Records that describe figures
____________________
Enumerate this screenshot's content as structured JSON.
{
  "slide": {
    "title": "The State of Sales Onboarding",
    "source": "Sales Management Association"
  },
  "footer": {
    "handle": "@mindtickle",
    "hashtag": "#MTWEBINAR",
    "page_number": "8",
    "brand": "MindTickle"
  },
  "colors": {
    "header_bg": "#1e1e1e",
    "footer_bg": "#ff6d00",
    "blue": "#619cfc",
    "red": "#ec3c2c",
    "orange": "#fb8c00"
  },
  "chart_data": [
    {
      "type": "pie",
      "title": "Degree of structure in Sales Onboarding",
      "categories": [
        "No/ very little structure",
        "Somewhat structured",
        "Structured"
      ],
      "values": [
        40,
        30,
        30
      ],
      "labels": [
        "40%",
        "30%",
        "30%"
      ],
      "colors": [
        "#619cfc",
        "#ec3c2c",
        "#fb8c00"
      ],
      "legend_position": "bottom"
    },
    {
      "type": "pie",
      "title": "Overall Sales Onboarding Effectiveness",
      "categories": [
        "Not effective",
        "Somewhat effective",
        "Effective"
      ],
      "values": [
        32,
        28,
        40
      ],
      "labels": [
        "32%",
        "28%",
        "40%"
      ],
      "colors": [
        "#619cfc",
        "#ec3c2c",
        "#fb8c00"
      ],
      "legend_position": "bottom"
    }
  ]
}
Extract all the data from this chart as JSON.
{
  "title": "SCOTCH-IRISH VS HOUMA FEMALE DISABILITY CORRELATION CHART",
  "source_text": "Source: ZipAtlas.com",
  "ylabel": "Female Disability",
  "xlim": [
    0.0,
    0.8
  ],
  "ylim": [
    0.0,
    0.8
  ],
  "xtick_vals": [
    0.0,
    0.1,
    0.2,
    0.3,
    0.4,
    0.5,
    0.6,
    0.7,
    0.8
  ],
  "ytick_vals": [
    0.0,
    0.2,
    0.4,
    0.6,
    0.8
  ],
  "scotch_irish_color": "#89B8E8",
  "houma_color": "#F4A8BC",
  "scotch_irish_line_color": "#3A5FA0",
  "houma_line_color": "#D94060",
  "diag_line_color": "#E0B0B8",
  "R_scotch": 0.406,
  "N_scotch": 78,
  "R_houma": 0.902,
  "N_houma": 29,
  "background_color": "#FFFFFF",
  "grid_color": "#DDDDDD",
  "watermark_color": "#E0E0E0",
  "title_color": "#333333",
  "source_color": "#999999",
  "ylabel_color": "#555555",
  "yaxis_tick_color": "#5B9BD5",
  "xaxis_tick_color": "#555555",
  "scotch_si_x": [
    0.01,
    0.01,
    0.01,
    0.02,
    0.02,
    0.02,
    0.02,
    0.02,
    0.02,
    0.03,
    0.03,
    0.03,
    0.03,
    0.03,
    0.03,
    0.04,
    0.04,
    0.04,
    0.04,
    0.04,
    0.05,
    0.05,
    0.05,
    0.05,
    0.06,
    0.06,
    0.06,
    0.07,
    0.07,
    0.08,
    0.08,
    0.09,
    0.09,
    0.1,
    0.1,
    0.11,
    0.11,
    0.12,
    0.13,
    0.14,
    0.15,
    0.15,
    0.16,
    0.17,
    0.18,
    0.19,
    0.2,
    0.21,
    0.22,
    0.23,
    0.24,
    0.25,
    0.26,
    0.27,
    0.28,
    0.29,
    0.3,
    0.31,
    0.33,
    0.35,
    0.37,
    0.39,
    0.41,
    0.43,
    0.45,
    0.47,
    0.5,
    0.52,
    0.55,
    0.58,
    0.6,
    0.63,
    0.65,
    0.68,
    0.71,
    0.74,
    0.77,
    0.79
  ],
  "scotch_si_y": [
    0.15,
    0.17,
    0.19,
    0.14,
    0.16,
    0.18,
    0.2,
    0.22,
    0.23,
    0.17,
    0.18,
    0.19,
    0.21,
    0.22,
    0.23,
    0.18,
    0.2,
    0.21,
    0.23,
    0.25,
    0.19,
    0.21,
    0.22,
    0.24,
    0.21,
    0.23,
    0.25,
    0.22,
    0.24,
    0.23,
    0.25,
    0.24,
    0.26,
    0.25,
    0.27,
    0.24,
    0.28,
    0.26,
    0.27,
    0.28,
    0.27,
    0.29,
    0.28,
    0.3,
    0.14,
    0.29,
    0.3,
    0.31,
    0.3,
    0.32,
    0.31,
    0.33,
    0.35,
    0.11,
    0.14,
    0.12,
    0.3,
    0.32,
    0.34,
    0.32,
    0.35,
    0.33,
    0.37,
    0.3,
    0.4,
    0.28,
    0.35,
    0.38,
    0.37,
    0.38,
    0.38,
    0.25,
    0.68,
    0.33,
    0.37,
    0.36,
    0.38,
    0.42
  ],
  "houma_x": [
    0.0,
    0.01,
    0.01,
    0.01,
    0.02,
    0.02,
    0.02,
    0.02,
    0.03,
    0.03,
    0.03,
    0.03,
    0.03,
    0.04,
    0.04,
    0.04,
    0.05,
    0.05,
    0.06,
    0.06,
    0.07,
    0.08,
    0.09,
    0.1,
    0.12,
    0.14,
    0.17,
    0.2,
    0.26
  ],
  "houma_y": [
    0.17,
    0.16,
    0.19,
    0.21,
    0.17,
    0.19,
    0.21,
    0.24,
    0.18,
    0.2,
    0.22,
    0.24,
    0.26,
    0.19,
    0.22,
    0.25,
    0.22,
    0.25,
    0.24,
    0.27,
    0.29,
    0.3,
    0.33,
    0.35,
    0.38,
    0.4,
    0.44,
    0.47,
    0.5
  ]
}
____________________
Type out the whole listing above again, exactly as it stands.

● WRITTEN SOLUTION
Enumerate this screenshot's content as structured JSON.
{
  "slide": {
    "title": "The State of Sales Onboarding",
    "source": "Sales Management Association"
  },
  "footer": {
    "handle": "@mindtickle",
    "hashtag": "#MTWEBINAR",
    "page_number": "8",
    "brand": "MindTickle"
  },
  "colors": {
    "header_bg": "#1e1e1e",
    "footer_bg": "#ff6d00",
    "blue": "#619cfc",
    "red": "#ec3c2c",
    "orange": "#fb8c00"
  },
  "chart_data": [
    {
      "type": "pie",
      "title": "Degree of structure in Sales Onboarding",
      "categories": [
        "No/ very little structure",
        "Somewhat structured",
        "Structured"
      ],
      "values": [
        40,
        30,
        30
      ],
      "labels": [
        "40%",
        "30%",
        "30%"
      ],
      "colors": [
        "#619cfc",
        "#ec3c2c",
        "#fb8c00"
      ],
      "legend_position": "bottom"
    },
    {
      "type": "pie",
      "title": "Overall Sales Onboarding Effectiveness",
      "categories": [
        "Not effective",
        "Somewhat effective",
        "Effective"
      ],
      "values": [
        32,
        28,
        40
      ],
      "labels": [
        "32%",
        "28%",
        "40%"
      ],
      "colors": [
        "#619cfc",
        "#ec3c2c",
        "#fb8c00"
      ],
      "legend_position": "bottom"
    }
  ]
}
Extract all the data from this chart as JSON.
{
  "title": "SCOTCH-IRISH VS HOUMA FEMALE DISABILITY CORRELATION CHART",
  "source_text": "Source: ZipAtlas.com",
  "ylabel": "Female Disability",
  "xlim": [
    0.0,
    0.8
  ],
  "ylim": [
    0.0,
    0.8
  ],
  "xtick_vals": [
    0.0,
    0.1,
    0.2,
    0.3,
    0.4,
    0.5,
    0.6,
    0.7,
    0.8
  ],
  "ytick_vals": [
    0.0,
    0.2,
    0.4,
    0.6,
    0.8
  ],
  "scotch_irish_color": "#89B8E8",
  "houma_color": "#F4A8BC",
  "scotch_irish_line_color": "#3A5FA0",
  "houma_line_color": "#D94060",
  "diag_line_color": "#E0B0B8",
  "R_scotch": 0.406,
  "N_scotch": 78,
  "R_houma": 0.902,
  "N_houma": 29,
  "background_color": "#FFFFFF",
  "grid_color": "#DDDDDD",
  "watermark_color": "#E0E0E0",
  "title_color": "#333333",
  "source_color": "#999999",
  "ylabel_color": "#555555",
  "yaxis_tick_color": "#5B9BD5",
  "xaxis_tick_color": "#555555",
  "scotch_si_x": [
    0.01,
    0.01,
    0.01,
    0.02,
    0.02,
    0.02,
    0.02,
    0.02,
    0.02,
    0.03,
    0.03,
    0.03,
    0.03,
    0.03,
    0.03,
    0.04,
    0.04,
    0.04,
    0.04,
    0.04,
    0.05,
    0.05,
    0.05,
    0.05,
    0.06,
    0.06,
    0.06,
    0.07,
    0.07,
    0.08,
    0.08,
    0.09,
    0.09,
    0.1,
    0.1,
    0.11,
    0.11,
    0.12,
    0.13,
    0.14,
    0.15,
    0.15,
    0.16,
    0.17,
    0.18,
    0.19,
    0.2,
    0.21,
    0.22,
    0.23,
    0.24,
    0.25,
    0.26,
    0.27,
    0.28,
    0.29,
    0.3,
    0.31,
    0.33,
    0.35,
    0.37,
    0.39,
    0.41,
    0.43,
    0.45,
    0.47,
    0.5,
    0.52,
    0.55,
    0.58,
    0.6,
    0.63,
    0.65,
    0.68,
    0.71,
    0.74,
    0.77,
    0.79
  ],
  "scotch_si_y": [
    0.15,
    0.17,
    0.19,
    0.14,
    0.16,
    0.18,
    0.2,
    0.22,
    0.23,
    0.17,
    0.18,
    0.19,
    0.21,
    0.22,
    0.23,
    0.18,
    0.2,
    0.21,
    0.23,
    0.25,
    0.19,
    0.21,
    0.22,
    0.24,
    0.21,
    0.23,
    0.25,
    0.22,
    0.24,
    0.23,
    0.25,
    0.24,
    0.26,
    0.25,
    0.27,
    0.24,
    0.28,
    0.26,
    0.27,
    0.28,
    0.27,
    0.29,
    0.28,
    0.3,
    0.14,
    0.29,
    0.3,
    0.31,
    0.3,
    0.32,
    0.31,
    0.33,
    0.35,
    0.11,
    0.14,
    0.12,
    0.3,
    0.32,
    0.34,
    0.32,
    0.35,
    0.33,
    0.37,
    0.3,
    0.4,
    0.28,
    0.35,
    0.38,
    0.37,
    0.38,
    0.38,
    0.25,
    0.68,
    0.33,
    0.37,
    0.36,
    0.38,
    0.42
  ],
  "houma_x": [
    0.0,
    0.01,
    0.01,
    0.01,
    0.02,
    0.02,
    0.02,
    0.02,
    0.03,
    0.03,
    0.03,
    0.03,
    0.03,
    0.04,
    0.04,
    0.04,
    0.05,
    0.05,
    0.06,
    0.06,
    0.07,
    0.08,
    0.09,
    0.1,
    0.12,
    0.14,
    0.17,
    0.2,
    0.26
  ],
  "houma_y": [
    0.17,
    0.16,
    0.19,
    0.21,
    0.17,
    0.19,
    0.21,
    0.24,
    0.18,
    0.2,
    0.22,
    0.24,
    0.26,
    0.19,
    0.22,
    0.25,
    0.22,
    0.25,
    0.24,
    0.27,
    0.29,
    0.3,
    0.33,
    0.35,
    0.38,
    0.4,
    0.44,
    0.47,
    0.5
  ]
}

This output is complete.